▶ [Exercise objective]: Go over the entries below line by line, copying each one that contains the word "Soiferman".

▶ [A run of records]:
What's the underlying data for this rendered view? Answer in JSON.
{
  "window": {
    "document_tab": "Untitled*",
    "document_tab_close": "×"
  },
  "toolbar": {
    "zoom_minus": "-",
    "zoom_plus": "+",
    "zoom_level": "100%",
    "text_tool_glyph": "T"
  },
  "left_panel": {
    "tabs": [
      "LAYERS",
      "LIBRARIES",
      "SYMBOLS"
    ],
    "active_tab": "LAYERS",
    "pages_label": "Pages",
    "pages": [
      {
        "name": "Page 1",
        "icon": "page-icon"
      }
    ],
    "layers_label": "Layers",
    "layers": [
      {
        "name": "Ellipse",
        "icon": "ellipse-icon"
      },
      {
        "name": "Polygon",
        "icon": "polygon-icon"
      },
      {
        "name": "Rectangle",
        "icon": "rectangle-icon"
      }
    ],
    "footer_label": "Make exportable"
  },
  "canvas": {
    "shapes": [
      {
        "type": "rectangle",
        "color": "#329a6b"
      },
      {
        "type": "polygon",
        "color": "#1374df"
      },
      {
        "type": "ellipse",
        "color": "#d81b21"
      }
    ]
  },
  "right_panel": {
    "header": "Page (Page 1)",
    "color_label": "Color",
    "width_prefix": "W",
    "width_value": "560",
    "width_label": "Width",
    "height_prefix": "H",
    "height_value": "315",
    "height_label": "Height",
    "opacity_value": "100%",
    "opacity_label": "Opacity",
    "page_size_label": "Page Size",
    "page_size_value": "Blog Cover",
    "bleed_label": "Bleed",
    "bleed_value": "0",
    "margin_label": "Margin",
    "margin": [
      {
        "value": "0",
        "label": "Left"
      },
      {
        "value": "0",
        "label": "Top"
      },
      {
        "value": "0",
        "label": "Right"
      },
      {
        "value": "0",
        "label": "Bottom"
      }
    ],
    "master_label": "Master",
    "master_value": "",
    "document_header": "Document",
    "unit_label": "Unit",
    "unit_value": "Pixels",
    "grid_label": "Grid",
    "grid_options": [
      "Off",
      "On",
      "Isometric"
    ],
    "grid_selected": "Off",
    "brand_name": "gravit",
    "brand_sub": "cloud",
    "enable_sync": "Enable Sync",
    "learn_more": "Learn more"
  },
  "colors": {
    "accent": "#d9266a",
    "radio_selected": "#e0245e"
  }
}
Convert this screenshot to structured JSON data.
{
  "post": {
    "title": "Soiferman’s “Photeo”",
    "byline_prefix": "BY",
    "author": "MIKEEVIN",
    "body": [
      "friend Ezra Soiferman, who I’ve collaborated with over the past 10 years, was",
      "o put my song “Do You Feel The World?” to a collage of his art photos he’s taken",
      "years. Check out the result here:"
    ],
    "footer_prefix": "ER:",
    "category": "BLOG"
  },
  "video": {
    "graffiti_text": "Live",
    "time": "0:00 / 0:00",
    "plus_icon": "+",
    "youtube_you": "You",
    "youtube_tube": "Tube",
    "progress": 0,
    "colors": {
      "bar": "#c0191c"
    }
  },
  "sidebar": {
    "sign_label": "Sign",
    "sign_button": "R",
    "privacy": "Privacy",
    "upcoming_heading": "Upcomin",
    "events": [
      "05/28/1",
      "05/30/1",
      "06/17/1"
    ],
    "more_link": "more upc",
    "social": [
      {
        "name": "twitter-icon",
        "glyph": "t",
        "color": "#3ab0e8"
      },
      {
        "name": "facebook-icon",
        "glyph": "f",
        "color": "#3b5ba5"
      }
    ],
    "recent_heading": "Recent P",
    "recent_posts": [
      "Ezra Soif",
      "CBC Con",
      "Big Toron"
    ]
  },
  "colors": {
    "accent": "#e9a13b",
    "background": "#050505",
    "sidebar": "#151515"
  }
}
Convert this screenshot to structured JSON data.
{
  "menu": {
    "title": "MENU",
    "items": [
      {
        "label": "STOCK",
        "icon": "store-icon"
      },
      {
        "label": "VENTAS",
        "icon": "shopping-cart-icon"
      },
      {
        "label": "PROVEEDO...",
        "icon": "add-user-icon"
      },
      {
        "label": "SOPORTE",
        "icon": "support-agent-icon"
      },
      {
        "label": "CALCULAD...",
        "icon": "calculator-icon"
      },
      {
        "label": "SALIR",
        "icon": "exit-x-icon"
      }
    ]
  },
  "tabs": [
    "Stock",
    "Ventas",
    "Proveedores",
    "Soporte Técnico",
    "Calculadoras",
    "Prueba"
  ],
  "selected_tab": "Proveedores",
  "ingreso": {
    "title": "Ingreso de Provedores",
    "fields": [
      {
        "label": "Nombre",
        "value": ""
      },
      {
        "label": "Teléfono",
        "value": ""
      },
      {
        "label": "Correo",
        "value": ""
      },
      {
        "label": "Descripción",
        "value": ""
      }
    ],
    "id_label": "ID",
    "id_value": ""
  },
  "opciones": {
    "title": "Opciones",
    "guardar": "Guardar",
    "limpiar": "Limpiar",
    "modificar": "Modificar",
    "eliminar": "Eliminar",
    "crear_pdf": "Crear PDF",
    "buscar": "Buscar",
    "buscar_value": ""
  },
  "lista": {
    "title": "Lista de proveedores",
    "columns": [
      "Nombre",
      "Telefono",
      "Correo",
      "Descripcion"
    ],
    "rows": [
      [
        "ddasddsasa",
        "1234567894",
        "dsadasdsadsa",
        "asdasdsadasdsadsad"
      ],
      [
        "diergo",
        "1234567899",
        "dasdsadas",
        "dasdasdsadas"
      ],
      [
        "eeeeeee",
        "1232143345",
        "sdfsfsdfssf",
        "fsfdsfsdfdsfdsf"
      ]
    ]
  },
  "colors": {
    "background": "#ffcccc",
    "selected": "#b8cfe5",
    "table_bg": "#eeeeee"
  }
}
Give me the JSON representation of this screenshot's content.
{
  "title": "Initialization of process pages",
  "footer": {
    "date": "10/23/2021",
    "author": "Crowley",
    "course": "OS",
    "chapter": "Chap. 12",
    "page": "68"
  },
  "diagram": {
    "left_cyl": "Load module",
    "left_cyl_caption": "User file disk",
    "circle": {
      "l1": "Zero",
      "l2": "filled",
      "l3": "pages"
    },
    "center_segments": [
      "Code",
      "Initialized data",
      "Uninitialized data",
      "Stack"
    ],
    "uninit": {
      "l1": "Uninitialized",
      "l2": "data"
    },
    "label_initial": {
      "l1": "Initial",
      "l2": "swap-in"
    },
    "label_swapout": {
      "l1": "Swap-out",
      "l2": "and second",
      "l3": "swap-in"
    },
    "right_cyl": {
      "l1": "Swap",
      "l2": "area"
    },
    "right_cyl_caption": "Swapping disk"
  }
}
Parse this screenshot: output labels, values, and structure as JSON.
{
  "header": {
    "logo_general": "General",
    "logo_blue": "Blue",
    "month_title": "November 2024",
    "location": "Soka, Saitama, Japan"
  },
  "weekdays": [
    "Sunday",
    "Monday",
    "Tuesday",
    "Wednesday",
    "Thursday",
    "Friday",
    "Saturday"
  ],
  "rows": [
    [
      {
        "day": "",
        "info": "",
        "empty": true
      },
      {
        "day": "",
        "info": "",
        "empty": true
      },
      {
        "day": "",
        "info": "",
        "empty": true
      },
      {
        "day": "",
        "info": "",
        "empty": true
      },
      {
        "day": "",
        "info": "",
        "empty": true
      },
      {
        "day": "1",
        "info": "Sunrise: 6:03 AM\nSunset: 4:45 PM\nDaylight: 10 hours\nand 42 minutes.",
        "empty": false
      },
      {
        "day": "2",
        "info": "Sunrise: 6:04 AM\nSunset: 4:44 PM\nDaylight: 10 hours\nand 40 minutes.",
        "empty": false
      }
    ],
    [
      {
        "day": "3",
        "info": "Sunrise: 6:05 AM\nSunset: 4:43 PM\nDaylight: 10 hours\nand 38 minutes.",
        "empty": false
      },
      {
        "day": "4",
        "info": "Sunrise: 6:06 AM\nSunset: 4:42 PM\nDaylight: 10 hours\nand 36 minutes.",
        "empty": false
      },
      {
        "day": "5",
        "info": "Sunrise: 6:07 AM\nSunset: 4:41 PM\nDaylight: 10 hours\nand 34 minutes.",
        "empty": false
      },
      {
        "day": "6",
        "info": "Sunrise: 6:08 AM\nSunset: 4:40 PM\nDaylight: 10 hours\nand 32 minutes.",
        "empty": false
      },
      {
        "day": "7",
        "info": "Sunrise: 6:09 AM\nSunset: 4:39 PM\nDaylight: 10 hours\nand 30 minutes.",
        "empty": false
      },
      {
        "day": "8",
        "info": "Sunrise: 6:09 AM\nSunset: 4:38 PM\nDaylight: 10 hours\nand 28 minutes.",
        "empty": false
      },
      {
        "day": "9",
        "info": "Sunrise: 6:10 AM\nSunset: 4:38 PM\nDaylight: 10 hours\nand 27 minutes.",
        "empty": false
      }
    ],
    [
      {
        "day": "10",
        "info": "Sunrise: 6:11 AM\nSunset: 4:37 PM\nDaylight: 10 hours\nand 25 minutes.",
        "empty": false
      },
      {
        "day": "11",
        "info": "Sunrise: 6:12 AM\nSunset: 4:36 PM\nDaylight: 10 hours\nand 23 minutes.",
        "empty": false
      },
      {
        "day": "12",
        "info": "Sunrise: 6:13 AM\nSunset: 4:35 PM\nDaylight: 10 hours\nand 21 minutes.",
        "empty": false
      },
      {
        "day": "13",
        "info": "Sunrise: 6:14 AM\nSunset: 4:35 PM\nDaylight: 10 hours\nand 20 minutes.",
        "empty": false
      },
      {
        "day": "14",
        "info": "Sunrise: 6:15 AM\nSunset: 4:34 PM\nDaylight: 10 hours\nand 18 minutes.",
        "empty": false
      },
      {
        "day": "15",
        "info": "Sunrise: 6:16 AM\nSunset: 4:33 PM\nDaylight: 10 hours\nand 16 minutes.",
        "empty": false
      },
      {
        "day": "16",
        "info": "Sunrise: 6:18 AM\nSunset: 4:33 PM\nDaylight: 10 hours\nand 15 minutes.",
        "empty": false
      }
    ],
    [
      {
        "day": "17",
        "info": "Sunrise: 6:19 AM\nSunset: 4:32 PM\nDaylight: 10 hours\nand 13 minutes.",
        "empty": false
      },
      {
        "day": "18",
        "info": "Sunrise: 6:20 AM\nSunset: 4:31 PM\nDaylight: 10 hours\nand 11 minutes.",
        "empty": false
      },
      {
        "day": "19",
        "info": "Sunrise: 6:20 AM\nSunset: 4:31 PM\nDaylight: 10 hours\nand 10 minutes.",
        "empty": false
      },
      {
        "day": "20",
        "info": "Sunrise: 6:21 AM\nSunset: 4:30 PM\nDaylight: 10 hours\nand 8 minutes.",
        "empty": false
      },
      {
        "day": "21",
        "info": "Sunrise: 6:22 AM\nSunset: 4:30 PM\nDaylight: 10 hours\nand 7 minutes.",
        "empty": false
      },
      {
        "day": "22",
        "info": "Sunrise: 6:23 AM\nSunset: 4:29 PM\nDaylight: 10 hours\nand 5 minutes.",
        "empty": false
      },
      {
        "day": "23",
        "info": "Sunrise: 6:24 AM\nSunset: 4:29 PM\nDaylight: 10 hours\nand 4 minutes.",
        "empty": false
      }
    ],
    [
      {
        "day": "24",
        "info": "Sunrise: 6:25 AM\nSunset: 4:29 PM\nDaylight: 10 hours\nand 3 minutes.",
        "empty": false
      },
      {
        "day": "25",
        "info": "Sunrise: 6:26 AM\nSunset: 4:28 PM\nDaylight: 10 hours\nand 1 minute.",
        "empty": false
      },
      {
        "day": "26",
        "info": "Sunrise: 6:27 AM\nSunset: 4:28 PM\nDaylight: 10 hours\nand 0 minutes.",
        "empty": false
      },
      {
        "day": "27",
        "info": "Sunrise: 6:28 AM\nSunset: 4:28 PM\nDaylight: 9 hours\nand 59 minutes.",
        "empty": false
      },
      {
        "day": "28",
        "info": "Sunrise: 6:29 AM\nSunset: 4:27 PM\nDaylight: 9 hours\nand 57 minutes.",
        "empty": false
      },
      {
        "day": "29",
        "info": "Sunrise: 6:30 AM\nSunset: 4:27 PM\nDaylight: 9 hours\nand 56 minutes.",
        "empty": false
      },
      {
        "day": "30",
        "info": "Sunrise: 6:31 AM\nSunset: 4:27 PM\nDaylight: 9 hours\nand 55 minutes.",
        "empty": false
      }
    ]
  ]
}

▶ [Written answer]:
    "title": "Soiferman’s “Photeo”",
      "friend Ezra Soiferman, who I’ve collaborated with over the past 10 years, was",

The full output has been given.